__Job__: How many lines of the records below contain the word "text"? Answer with the number alone.
>> Begin Provided records
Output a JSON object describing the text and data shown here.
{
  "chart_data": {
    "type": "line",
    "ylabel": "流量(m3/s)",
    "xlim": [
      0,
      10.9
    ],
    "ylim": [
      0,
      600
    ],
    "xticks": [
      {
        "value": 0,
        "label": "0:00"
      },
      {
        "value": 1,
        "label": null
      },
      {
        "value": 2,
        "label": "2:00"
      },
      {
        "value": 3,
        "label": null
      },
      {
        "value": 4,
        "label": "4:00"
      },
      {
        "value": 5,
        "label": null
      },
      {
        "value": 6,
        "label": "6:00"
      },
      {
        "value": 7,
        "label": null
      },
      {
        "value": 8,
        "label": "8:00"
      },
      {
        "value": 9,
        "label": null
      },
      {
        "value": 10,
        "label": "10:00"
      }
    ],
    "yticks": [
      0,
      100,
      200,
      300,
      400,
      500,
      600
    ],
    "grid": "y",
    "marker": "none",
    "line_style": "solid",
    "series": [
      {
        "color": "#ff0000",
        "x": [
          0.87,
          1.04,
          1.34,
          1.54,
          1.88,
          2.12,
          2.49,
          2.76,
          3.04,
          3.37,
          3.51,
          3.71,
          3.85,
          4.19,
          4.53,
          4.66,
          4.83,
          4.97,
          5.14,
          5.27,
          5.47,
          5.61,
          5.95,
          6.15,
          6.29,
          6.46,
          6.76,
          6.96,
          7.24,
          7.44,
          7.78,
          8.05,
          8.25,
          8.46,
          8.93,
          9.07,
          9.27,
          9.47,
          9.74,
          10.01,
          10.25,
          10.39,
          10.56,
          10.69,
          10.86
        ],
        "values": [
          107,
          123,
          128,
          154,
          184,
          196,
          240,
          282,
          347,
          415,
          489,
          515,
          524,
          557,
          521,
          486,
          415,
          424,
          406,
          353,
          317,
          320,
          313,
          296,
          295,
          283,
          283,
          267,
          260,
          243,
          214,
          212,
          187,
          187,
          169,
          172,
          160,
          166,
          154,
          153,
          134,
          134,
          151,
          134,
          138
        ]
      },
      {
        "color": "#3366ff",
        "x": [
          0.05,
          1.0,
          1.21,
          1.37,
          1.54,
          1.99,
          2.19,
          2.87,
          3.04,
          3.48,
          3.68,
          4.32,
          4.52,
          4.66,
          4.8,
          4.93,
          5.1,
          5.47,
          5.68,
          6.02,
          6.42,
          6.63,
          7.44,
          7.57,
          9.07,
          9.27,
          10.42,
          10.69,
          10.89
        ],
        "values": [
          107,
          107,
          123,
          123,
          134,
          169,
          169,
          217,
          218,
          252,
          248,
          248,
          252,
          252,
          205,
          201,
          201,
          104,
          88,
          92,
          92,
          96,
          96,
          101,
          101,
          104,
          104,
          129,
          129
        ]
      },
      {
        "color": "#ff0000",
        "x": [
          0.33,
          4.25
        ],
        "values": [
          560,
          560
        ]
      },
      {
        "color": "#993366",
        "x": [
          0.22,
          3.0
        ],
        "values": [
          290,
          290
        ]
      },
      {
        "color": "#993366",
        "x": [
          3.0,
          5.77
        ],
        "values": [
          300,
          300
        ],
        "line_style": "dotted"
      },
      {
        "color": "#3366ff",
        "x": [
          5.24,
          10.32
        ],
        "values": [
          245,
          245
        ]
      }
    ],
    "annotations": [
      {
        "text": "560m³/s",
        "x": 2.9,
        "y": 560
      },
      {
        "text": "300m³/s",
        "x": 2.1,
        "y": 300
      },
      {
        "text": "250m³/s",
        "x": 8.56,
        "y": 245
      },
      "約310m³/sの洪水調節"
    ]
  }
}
>> End Provided records
__Worked solution__: 4